- [Text extract]:
######

Yarn gets worse results than NTK-aware-scaling policy, under non-fine-tuned scenarios

jquesnelle / yarn

YaRN: Efficient Context Window Extension of Large Language Models

MIT License

1.32k stars 115 forks source link

Yarn gets worse results than NTK-aware-scaling policy, under non-fine-tuned scenarios #19

Open mmmans opened 1 year ago

mmmans commented 1 year ago

model info

base-model : baichuan-7b
base-context-size : 4096

Did this phenomenon oberserved in your experiments? In short context-window: Ntk > Yarn In longer context-window Yarn > Ntk

cebtenzzre commented 1 year ago

Plain NTK-aware scaling performs poorly when fine-tuning, so this isn't an apples-to-apples comparison. From the paper:

However, one major disadvantage of this method is that given it is not just an interpolation scheme, some dimensions are slightly extrapolated to "out-of-bound" values, thus fine-tuning with "NTK-aware" interpolation [4] yields inferior results to PI [7].

I believe LlamaDynamicNTKScalingRotaryEmbedding in transformers is one of the better-performing methods without fine-tuning. I've been using a variant of it with llama.cpp, but it's inefficient due to the way llama.cpp implements KV caching. It may also be worth comparing LlamaPartNTKScaledRotaryEmbedding and LlamaDynamicPartNTKScaledRotaryEmbedding.

bloc97 commented 1 year ago

YaRN has two hyperparameters that should be tweaked depending on the model's architecture. The self.beta_slow=32 constant and the self.mscale function might not be optimal for Baichuan models. If those variables are set to an non-optimal value, it is possible for YaRN to be inferior to "NTK-aware" scaling.

You can try tuning the attn_factor=1 variable as a first-order scaling of the mscale value. (try setting it at 0.9 or 1.1, and check if PPL is better)

When we tested YaRN on LLaMA and Llama 2 models, it performed better than any of our previous methods in both finetuned and non-finetuned scenarios.

######

- [Recorded data]:
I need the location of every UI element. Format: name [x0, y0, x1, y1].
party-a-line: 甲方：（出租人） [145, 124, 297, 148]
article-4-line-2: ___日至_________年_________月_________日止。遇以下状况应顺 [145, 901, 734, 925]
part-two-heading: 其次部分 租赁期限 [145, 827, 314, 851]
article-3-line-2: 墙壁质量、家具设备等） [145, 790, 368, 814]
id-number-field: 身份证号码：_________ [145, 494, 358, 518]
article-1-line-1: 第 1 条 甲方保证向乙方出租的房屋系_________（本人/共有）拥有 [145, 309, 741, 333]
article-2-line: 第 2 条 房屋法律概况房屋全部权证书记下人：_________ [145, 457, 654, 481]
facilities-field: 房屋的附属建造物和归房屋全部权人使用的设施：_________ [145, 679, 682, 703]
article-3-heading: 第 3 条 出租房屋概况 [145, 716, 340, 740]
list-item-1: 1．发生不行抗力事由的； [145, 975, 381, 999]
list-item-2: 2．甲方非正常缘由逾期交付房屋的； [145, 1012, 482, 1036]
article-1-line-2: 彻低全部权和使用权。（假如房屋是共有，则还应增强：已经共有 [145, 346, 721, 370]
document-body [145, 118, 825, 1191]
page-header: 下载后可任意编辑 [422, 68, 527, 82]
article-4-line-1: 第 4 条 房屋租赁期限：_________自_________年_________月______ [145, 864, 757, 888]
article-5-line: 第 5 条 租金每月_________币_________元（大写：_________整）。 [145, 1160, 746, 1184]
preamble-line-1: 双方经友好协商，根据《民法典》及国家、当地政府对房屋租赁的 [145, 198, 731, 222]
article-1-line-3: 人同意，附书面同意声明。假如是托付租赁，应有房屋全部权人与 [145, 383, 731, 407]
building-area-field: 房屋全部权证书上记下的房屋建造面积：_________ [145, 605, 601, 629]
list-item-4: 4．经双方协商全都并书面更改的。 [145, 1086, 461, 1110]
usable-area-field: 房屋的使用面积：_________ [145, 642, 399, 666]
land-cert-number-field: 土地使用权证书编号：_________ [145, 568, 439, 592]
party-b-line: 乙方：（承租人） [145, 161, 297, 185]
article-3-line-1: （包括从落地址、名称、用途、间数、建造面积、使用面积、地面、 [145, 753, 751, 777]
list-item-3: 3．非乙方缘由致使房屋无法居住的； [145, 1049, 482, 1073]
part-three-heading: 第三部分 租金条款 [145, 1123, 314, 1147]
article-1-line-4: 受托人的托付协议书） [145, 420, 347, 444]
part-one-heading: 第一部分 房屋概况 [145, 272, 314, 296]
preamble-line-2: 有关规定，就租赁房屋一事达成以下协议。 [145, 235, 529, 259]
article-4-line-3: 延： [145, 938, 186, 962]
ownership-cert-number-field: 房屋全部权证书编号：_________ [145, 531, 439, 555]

######

- [Task 1]: Write out the passage of the YaRN issue thread starting at "Did this phenomenon" and ending at "results to PI [7].".
- [Task 2]: In the YaRN issue thread, what values does one reply suggest trying for the attn_factor variable?
- [Task 3]: Continue the YaRN issue thread after its final comment.

- [Right answer 1]:
Did this phenomenon oberserved in your experiments? In short context-window: Ntk > Yarn In longer context-window Yarn > Ntk

cebtenzzre commented 1 year ago

Plain NTK-aware scaling performs poorly when fine-tuning, so this isn't an apples-to-apples comparison. From the paper:

However, one major disadvantage of this method is that given it is not just an interpolation scheme, some dimensions are slightly extrapolated to "out-of-bound" values, thus fine-tuning with "NTK-aware" interpolation [4] yields inferior results to PI [7].

- [Right answer 2]: 0.9 or 1.1

- [Right answer 3]:
cebtenzzre commented 1 year ago

When we tested YaRN on LLaMA and Llama 2 models, it performed better than any of our previous methods in both finetuned and non-finetuned scenarios.

Good to know!

xiechengmude commented 1 year ago

YaRN has two hyperparameters that should be tweaked depending on the model's architecture. The self.beta_slow=32 constant and the self.mscale function might not be optimal for Baichuan models. If those variables are set to an non-optimal value, it is possible for YaRN to be inferior to "NTK-aware" scaling.

You can try tuning the attn_factor=1 variable as a first-order scaling of the mscale value. (try setting it at 0.9 or 1.1, and check if PPL is better)

When we tested YaRN on LLaMA and Llama 2 models, it performed better than any of our previous methods in both finetuned and non-finetuned scenarios.

when yarn will be available on Axotol Frame?

mmmans commented 1 year ago

YaRN has two hyperparameters that should be tweaked depending on the model's architecture. The self.beta_slow=32 constant and the self.mscale function might not be optimal for Baichuan models. If those variables are set to an non-optimal value, it is possible for YaRN to be inferior to "NTK-aware" scaling.

You can try tuning the attn_factor=1 variable as a first-order scaling of the mscale value. (try setting it at 0.9 or 1.1, and check if PPL is better)

When we tested YaRN on LLaMA and Llama 2 models, it performed better than any of our previous methods in both finetuned and non-finetuned scenarios.

Thanks! I have finetuned the models and yarn prevails the ntk-variant method. But there are some loss on the common benchmark such as MMLU etc.
Finetuning longer can conpensate the loss in common benchmark. But the performance on the long context task drops. Is there any way to alleviate the degragation in common benchmark while maintain the ability of processing long context task ?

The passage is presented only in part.